### What the task asks
The records below must be copied in full; omit the images.
begin
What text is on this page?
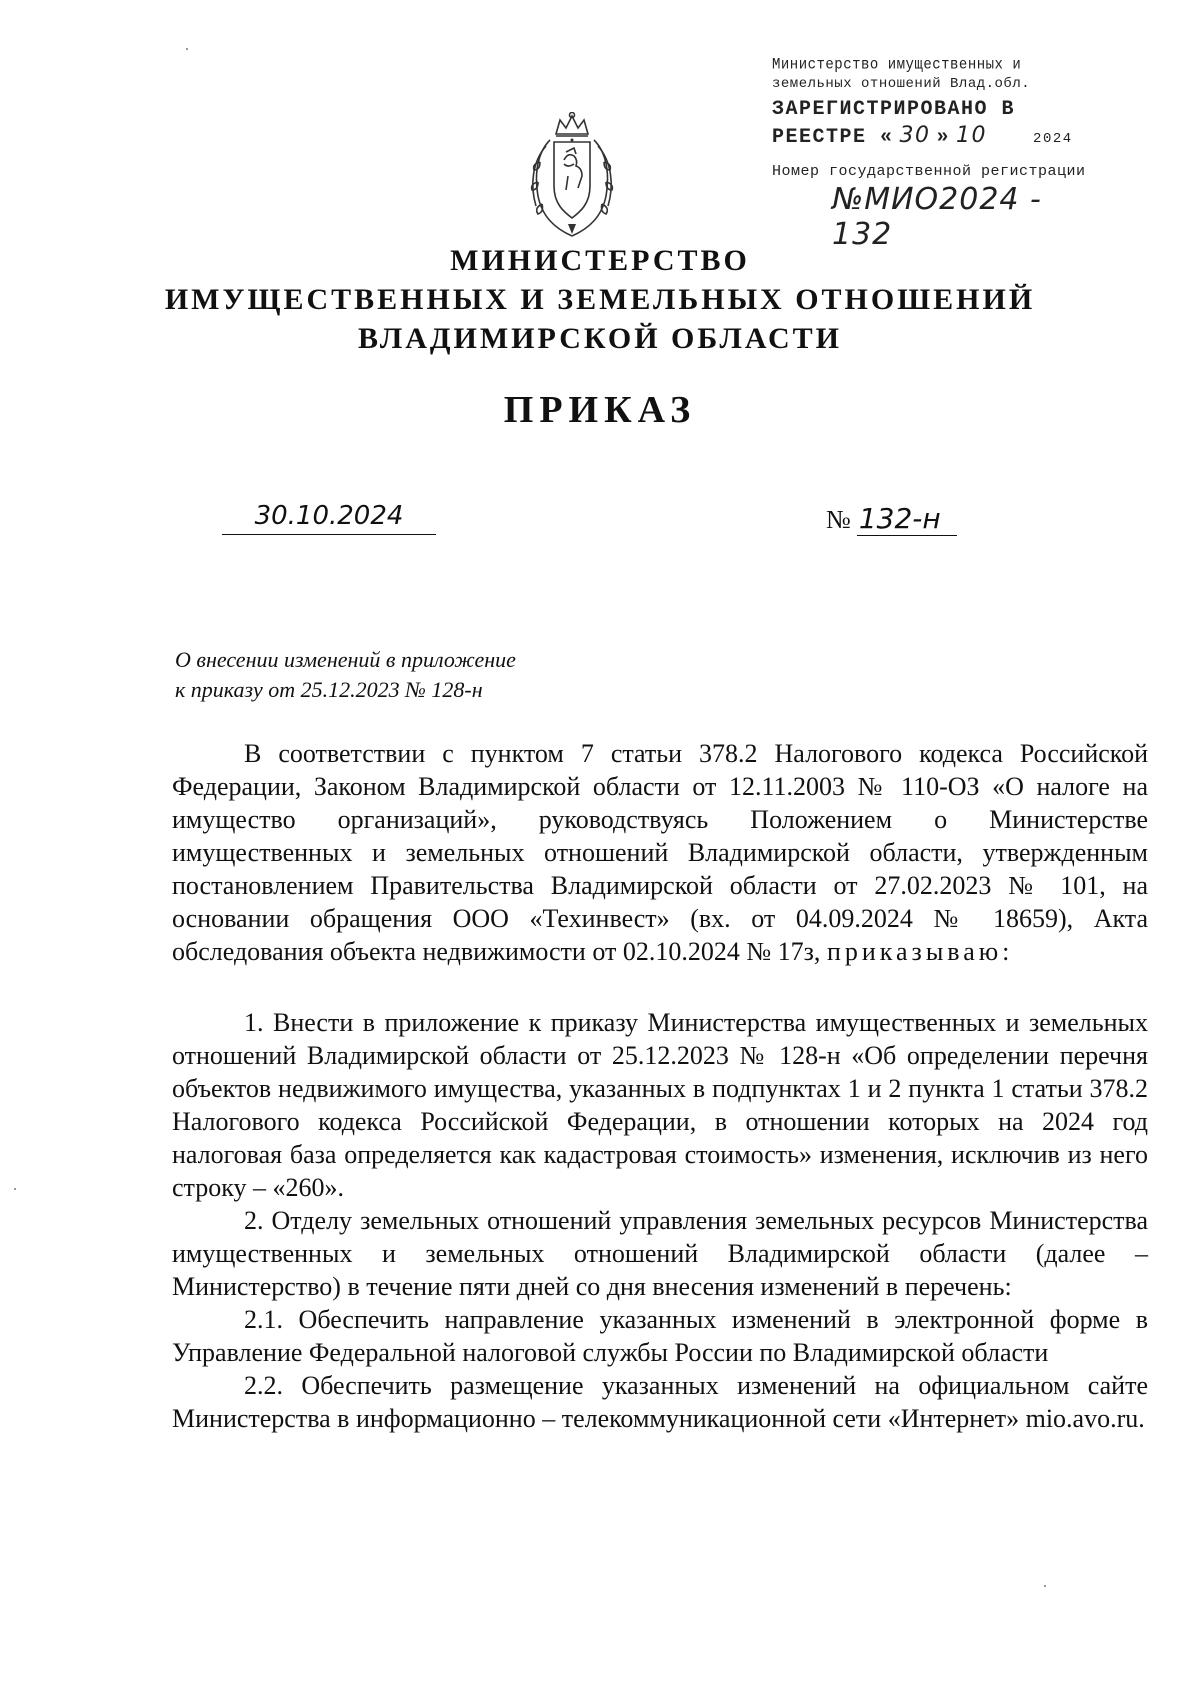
Министерство имущественных и
земельных отношений Влад.обл.
ЗАРЕГИСТРИРОВАНО В
РЕЕСТРЕ « 30 » 10	2024
Номер государственной регистрации
№МИО2024 - 132
МИНИСТЕРСТВО
ИМУЩЕСТВЕННЫХ И ЗЕМЕЛЬНЫХ ОТНОШЕНИЙ
ВЛАДИМИРСКОЙ ОБЛАСТИ
ПРИКАЗ
30.10.2024	№ 132-н
О внесении изменений в приложение
к приказу от 25.12.2023 № 128-н

В соответствии с пунктом 7 статьи 378.2 Налогового кодекса Российской Федерации, Законом Владимирской области от 12.11.2003 № 110-ОЗ «О налоге на имущество организаций», руководствуясь Положением о Министерстве имущественных и земельных отношений Владимирской области, утвержденным постановлением Правительства Владимирской области от 27.02.2023 № 101, на основании обращения ООО «Техинвест» (вх. от 04.09.2024 № 18659), Акта обследования объекта недвижимости от 02.10.2024 № 17з, приказываю:

1. Внести в приложение к приказу Министерства имущественных и земельных отношений Владимирской области от 25.12.2023 № 128-н «Об определении перечня объектов недвижимого имущества, указанных в подпунктах 1 и 2 пункта 1 статьи 378.2 Налогового кодекса Российской Федерации, в отношении которых на 2024 год налоговая база определяется как кадастровая стоимость» изменения, исключив из него строку – «260».

2. Отделу земельных отношений управления земельных ресурсов Министерства имущественных и земельных отношений Владимирской области (далее – Министерство) в течение пяти дней со дня внесения изменений в перечень:

2.1. Обеспечить направление указанных изменений в электронной форме в Управление Федеральной налоговой службы России по Владимирской области

2.2. Обеспечить размещение указанных изменений на официальном сайте Министерства в информационно – телекоммуникационной сети «Интернет» mio.avo.ru.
end
### Written solution
What text is on this page?
Министерство имущественных и
земельных отношений Влад.обл.
ЗАРЕГИСТРИРОВАНО В
РЕЕСТРЕ « 30 » 10	2024
Номер государственной регистрации
№МИО2024 - 132
МИНИСТЕРСТВО
ИМУЩЕСТВЕННЫХ И ЗЕМЕЛЬНЫХ ОТНОШЕНИЙ
ВЛАДИМИРСКОЙ ОБЛАСТИ
ПРИКАЗ
30.10.2024	№ 132-н
О внесении изменений в приложение
к приказу от 25.12.2023 № 128-н

В соответствии с пунктом 7 статьи 378.2 Налогового кодекса Российской Федерации, Законом Владимирской области от 12.11.2003 № 110-ОЗ «О налоге на имущество организаций», руководствуясь Положением о Министерстве имущественных и земельных отношений Владимирской области, утвержденным постановлением Правительства Владимирской области от 27.02.2023 № 101, на основании обращения ООО «Техинвест» (вх. от 04.09.2024 № 18659), Акта обследования объекта недвижимости от 02.10.2024 № 17з, приказываю:

1. Внести в приложение к приказу Министерства имущественных и земельных отношений Владимирской области от 25.12.2023 № 128-н «Об определении перечня объектов недвижимого имущества, указанных в подпунктах 1 и 2 пункта 1 статьи 378.2 Налогового кодекса Российской Федерации, в отношении которых на 2024 год налоговая база определяется как кадастровая стоимость» изменения, исключив из него строку – «260».

2. Отделу земельных отношений управления земельных ресурсов Министерства имущественных и земельных отношений Владимирской области (далее – Министерство) в течение пяти дней со дня внесения изменений в перечень:

2.1. Обеспечить направление указанных изменений в электронной форме в Управление Федеральной налоговой службы России по Владимирской области

2.2. Обеспечить размещение указанных изменений на официальном сайте Министерства в информационно – телекоммуникационной сети «Интернет» mio.avo.ru.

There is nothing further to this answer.